* WHAT THIS TASK INVOLVES:
Search the listing below for the word "Report" and copy each line that holds it.

* SOURCE MATERIAL:
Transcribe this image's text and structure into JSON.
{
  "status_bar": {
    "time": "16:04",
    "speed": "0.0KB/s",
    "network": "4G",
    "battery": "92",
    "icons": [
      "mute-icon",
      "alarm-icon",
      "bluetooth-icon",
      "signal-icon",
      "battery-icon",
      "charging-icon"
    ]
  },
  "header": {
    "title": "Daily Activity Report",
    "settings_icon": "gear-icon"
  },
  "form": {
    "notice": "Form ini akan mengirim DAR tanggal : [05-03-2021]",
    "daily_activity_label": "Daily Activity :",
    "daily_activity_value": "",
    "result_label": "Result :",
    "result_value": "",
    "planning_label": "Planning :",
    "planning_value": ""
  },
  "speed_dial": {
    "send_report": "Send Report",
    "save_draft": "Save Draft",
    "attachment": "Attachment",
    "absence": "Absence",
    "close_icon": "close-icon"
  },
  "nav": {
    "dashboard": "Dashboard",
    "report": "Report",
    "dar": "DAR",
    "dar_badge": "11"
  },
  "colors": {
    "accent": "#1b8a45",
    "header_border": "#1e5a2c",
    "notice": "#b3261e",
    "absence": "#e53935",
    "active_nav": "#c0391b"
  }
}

* TASK RESULT:
    "title": "Daily Activity Report",
    "send_report": "Send Report",
    "report": "Report",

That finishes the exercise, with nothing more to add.